• Supplied records:

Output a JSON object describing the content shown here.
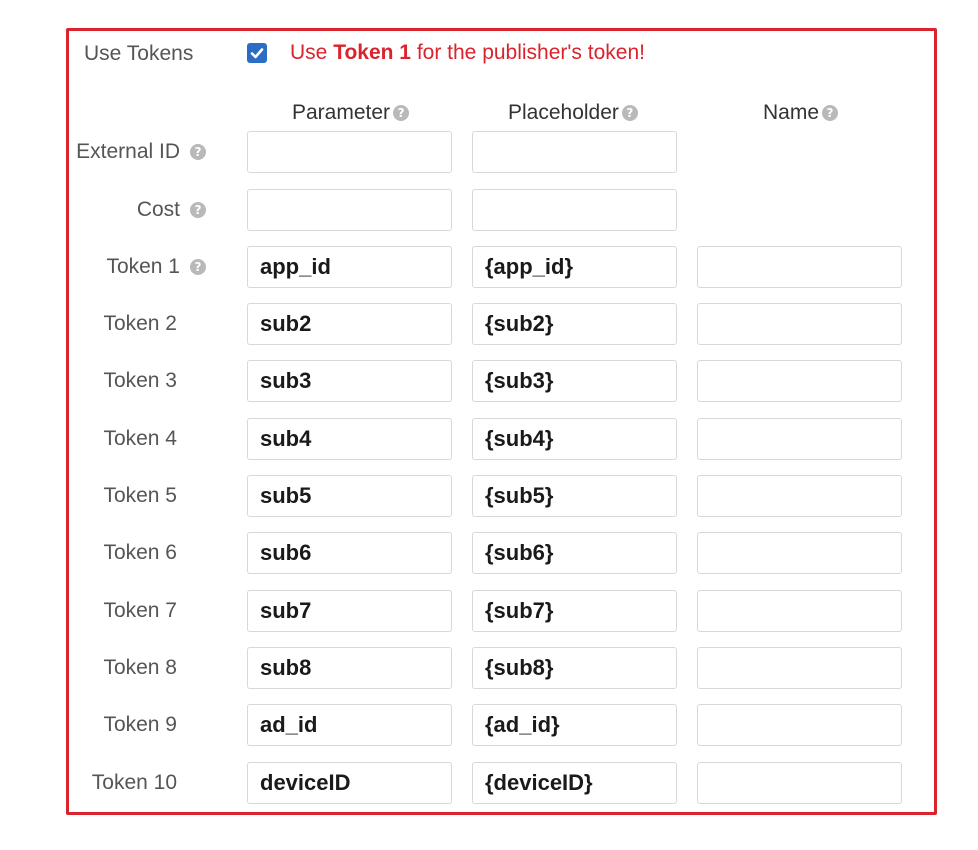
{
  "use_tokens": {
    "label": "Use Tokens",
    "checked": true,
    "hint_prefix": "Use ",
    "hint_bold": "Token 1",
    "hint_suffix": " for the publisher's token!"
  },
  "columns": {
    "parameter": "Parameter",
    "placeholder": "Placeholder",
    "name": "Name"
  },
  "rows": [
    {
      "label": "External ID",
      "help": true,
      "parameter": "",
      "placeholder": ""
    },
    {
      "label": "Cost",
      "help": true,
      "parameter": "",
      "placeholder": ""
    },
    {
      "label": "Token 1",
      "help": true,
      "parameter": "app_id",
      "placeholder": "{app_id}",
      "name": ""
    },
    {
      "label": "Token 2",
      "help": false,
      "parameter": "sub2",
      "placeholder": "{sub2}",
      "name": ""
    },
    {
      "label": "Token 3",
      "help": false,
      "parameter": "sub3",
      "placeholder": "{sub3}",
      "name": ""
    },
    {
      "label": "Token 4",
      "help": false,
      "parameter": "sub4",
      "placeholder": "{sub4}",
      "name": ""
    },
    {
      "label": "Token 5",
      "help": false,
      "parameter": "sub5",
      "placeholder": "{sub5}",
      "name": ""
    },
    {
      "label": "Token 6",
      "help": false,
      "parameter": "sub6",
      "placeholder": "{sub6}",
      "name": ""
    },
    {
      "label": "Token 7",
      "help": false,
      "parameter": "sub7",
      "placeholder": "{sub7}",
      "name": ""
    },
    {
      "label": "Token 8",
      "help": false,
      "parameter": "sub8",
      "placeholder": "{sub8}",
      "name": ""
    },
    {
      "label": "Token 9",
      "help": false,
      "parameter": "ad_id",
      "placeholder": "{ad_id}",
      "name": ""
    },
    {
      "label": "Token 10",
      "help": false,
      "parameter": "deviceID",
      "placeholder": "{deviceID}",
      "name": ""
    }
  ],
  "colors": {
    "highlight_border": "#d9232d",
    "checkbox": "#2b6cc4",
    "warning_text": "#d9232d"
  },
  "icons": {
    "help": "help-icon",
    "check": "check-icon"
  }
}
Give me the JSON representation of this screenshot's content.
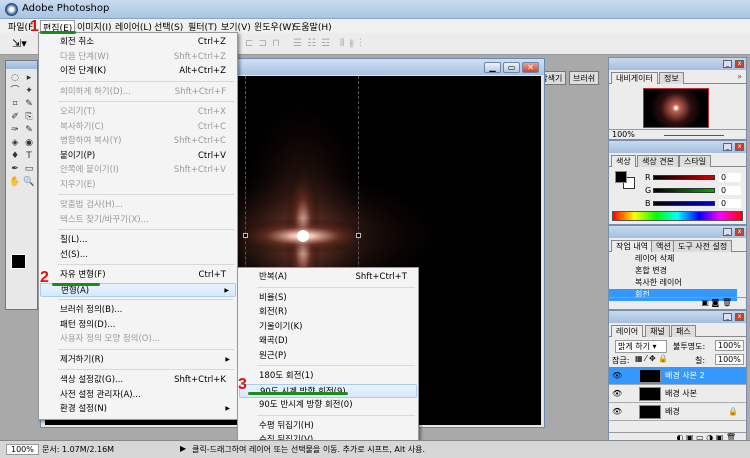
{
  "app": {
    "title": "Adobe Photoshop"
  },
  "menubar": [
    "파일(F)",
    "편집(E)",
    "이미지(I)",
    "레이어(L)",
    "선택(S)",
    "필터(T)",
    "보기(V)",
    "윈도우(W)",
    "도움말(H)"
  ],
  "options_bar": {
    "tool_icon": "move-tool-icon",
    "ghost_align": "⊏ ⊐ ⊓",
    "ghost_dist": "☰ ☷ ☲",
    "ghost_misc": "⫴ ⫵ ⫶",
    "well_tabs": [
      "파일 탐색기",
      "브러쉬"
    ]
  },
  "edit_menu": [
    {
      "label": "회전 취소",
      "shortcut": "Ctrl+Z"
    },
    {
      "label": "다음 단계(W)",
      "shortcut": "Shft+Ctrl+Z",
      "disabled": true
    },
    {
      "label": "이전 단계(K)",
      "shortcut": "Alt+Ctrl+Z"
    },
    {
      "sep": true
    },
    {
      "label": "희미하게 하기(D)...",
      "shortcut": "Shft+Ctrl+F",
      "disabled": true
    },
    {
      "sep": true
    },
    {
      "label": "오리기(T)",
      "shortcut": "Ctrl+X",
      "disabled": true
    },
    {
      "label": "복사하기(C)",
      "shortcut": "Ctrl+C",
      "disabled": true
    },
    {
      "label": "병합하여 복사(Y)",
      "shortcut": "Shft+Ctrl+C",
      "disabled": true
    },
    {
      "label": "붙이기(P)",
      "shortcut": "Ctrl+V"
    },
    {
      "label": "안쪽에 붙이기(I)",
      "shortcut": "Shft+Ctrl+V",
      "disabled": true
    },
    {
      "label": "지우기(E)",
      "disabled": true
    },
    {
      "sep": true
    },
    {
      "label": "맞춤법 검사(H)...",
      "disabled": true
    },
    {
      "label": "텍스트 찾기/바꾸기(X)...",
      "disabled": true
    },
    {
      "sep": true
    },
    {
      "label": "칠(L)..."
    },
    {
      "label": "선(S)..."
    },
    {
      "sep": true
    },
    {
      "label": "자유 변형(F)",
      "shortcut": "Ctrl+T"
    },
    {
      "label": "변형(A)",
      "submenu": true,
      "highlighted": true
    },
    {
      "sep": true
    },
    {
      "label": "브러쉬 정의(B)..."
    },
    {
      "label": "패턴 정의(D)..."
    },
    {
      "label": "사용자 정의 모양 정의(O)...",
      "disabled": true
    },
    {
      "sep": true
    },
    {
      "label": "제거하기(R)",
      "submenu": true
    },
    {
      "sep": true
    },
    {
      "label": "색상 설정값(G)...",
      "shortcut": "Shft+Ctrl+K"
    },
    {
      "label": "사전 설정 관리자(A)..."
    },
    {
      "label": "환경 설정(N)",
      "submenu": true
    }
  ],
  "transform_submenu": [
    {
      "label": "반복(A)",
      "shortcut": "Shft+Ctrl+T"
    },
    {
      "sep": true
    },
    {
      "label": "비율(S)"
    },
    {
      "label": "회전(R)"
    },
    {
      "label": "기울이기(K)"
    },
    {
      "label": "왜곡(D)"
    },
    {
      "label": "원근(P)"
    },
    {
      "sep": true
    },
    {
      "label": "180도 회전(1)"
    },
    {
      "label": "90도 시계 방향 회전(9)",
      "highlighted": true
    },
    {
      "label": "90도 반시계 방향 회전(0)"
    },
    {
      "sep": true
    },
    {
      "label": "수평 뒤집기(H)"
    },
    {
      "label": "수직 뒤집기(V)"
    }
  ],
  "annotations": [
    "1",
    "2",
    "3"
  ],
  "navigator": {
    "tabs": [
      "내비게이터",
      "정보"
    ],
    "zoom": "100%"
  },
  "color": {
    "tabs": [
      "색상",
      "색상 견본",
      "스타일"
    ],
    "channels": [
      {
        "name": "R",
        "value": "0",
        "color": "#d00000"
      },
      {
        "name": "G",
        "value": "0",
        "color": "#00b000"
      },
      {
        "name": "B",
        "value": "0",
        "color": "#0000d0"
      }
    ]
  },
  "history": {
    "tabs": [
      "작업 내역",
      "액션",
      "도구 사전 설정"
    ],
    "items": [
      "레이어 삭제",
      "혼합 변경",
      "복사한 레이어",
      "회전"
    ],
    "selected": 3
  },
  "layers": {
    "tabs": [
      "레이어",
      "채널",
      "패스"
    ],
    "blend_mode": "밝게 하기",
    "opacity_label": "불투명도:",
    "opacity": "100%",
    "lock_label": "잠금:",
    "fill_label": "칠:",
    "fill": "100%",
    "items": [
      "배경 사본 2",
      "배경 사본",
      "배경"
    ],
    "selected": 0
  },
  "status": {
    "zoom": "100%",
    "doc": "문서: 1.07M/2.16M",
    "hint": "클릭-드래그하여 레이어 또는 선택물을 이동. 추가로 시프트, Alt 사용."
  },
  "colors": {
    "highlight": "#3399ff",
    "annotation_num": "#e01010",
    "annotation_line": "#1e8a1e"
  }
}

• Goal of the exercise: Using the records above, pull out each line where the word "shortcut" occurs.

• Task output:
      "shortcut": "Ctrl+Z"
      "shortcut": "Shft+Ctrl+Z",
      "shortcut": "Alt+Ctrl+Z"
      "shortcut": "Shft+Ctrl+F",
      "shortcut": "Ctrl+X",
      "shortcut": "Ctrl+C",
      "shortcut": "Shft+Ctrl+C",
      "shortcut": "Ctrl+V"
      "shortcut": "Shft+Ctrl+V",
      "shortcut": "Ctrl+T"
      "shortcut": "Shft+Ctrl+K"
      "shortcut": "Shft+Ctrl+T"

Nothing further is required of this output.